[Exercise passage]:
_ _ _ _ _ _ _
2016-02-03 Thread Yasser Almeida Hernández

Hi Dries,

Let's say that the price is irrelevant right now. Just imagine an 
hardware with all the ideal features for the calculations.


Thanks all for your answers.

Best

Yasser


--

Hi Yasser,

Could you give us an idea of the price range you're looking at? I'd
probably try to get a laptop with a decent gpu to accelerate your work as
much as possible. Unfortunately, such laptops are often pricy.

Kind regards

Dries

On 3 February 2016 at 11:17, Yasser Almeida Hern?ndez <
yasser.almeida.hernan...@chemie.uni-hamburg.de> wrote:


Dear Joao,

I am aware that laptops are not the proper hardware to run MD simulations.
I do my runs in workstations designed for that purpose. The hardware I want
to buy is not just for simulations, but for general private/work purpose,
but I would like to have a device robust enough to run calculations. My
question was to get some thoughts about an ideal/optimal hardware.
_ _ _ _ _ _ _
[Activity]: Return the entire thread about hardware for simulations, word for word.

(Page layout parsing data)
_ _ _ _ _ _ _
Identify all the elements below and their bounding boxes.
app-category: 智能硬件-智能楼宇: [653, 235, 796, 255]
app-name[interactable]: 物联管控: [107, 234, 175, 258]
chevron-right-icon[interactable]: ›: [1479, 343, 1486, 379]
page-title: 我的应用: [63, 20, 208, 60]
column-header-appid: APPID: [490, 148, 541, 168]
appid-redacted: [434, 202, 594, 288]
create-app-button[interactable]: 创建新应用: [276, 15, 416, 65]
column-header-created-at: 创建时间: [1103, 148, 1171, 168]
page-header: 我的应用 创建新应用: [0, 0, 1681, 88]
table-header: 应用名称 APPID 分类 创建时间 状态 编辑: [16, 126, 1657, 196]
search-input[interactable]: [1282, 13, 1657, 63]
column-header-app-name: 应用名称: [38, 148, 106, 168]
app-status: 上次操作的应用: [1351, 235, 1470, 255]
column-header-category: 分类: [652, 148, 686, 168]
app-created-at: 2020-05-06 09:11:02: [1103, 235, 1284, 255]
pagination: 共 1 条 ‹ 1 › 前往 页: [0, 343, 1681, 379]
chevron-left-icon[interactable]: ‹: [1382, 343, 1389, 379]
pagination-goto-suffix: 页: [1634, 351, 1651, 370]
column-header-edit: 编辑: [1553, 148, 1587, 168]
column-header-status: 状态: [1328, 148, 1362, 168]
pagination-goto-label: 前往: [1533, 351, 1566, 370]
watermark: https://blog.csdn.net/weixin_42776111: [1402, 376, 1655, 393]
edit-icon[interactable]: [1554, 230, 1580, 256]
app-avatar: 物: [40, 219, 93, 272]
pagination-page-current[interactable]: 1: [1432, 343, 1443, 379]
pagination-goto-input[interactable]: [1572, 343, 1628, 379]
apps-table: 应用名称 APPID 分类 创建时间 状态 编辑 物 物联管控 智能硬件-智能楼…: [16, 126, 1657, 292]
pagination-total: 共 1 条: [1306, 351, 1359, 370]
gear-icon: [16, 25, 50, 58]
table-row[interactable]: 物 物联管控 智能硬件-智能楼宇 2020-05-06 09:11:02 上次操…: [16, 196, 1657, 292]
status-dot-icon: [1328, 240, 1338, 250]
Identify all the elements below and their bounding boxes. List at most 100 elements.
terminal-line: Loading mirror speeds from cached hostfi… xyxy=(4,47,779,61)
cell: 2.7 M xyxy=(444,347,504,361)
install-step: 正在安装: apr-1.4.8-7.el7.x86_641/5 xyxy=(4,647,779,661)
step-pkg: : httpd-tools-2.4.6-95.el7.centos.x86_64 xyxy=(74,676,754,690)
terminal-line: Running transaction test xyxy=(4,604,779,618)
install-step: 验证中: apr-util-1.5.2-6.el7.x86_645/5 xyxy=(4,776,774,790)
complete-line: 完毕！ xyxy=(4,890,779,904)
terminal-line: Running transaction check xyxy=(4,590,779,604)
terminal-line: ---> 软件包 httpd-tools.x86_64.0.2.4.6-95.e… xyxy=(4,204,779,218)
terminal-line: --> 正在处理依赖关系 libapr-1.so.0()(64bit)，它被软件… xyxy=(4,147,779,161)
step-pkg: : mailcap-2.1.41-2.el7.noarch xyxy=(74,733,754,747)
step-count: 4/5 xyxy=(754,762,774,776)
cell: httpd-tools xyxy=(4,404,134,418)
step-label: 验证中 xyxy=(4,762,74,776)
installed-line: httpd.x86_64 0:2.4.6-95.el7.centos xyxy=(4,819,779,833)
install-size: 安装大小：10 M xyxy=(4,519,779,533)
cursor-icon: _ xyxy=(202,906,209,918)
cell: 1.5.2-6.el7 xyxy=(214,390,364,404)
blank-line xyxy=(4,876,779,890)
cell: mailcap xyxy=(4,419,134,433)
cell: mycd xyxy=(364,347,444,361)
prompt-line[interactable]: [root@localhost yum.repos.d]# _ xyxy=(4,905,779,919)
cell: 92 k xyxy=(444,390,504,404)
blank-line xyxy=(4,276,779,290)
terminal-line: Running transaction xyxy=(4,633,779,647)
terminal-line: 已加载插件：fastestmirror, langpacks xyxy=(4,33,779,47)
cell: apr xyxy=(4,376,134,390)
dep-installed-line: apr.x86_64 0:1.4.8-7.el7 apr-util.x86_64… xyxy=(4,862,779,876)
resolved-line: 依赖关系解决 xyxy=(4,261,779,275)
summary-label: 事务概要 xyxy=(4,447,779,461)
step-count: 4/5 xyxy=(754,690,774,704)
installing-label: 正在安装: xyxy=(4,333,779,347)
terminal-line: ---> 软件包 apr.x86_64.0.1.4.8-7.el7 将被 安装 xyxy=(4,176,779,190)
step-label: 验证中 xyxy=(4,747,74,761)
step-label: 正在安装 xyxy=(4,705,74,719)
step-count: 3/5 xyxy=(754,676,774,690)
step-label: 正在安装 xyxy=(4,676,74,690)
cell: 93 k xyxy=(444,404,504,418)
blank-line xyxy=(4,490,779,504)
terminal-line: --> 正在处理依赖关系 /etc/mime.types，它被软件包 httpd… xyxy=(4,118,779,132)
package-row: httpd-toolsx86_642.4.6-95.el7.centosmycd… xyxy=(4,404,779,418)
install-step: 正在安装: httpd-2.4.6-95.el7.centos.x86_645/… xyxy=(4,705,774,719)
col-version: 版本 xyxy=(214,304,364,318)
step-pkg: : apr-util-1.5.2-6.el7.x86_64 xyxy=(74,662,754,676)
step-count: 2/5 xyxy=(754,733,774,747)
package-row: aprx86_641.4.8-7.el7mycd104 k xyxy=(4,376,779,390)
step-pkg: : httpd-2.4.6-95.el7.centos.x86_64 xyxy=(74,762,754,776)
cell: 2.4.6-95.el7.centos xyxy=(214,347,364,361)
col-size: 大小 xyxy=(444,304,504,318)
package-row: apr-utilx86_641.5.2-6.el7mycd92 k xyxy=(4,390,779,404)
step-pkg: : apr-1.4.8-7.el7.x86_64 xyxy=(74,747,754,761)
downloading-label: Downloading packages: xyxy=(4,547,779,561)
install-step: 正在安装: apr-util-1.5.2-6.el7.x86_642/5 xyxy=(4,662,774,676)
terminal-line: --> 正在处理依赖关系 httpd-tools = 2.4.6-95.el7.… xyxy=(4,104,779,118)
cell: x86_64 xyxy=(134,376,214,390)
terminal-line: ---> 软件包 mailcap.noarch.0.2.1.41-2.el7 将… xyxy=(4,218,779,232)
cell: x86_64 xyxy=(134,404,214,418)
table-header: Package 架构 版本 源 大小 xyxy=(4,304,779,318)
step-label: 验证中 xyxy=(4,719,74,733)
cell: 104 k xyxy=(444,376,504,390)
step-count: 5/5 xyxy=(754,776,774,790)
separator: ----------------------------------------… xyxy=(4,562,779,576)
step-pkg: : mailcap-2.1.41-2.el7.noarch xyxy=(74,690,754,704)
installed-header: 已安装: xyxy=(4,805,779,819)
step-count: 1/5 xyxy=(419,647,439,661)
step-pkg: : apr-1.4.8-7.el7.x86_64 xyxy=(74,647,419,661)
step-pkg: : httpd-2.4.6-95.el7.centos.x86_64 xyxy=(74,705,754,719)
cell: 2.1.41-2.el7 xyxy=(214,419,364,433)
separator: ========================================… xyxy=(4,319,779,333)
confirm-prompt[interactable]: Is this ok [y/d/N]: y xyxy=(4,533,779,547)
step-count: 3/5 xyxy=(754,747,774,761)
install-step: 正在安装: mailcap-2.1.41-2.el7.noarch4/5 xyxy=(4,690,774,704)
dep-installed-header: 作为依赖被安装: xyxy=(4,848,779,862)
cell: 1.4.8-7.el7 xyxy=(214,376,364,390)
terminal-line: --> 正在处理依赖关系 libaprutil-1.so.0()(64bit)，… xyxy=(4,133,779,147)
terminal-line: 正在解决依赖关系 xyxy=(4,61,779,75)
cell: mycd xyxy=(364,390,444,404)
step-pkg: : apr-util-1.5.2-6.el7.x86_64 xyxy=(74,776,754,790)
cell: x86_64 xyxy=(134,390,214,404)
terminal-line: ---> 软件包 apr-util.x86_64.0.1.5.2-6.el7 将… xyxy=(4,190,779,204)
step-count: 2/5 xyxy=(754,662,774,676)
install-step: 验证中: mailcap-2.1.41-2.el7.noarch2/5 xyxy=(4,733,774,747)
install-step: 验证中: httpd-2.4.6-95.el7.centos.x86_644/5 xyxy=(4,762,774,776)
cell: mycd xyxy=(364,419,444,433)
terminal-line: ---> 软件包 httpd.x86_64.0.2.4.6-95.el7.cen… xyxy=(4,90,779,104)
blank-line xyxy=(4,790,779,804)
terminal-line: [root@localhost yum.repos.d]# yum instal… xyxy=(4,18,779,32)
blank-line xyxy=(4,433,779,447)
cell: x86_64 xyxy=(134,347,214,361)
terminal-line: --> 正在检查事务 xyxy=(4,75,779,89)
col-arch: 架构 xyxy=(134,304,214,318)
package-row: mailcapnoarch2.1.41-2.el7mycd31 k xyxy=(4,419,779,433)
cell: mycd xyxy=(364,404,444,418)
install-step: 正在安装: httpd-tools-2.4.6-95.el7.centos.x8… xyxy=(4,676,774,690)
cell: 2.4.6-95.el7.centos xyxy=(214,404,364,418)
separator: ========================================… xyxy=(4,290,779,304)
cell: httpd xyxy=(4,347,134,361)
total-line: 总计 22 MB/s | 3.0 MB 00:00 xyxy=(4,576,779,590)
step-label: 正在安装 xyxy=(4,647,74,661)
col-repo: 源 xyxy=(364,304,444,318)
_ _ _ _ _ _ _
[Exercise output]:
2016-02-03 Thread Yasser Almeida Hernández

Hi Dries,

Let's say that the price is irrelevant right now. Just imagine an 
hardware with all the ideal features for the calculations.


Thanks all for your answers.

Best

Yasser


--

Hi Yasser,

Could you give us an idea of the price range you're looking at? I'd
probably try to get a laptop with a decent gpu to accelerate your work as
much as possible. Unfortunately, such laptops are often pricy.

Kind regards

Dries

On 3 February 2016 at 11:17, Yasser Almeida Hern?ndez <
yasser.almeida.hernan...@chemie.uni-hamburg.de> wrote:


Dear Joao,

I am aware that laptops are not the proper hardware to run MD simulations.
I do my runs in workstations designed for that purpose. The hardware I want
to buy is not just for simulations, but for general private/work purpose,
but I would like to have a device robust enough to run calculations. My
question was to get some thoughts about an ideal/optimal hardware.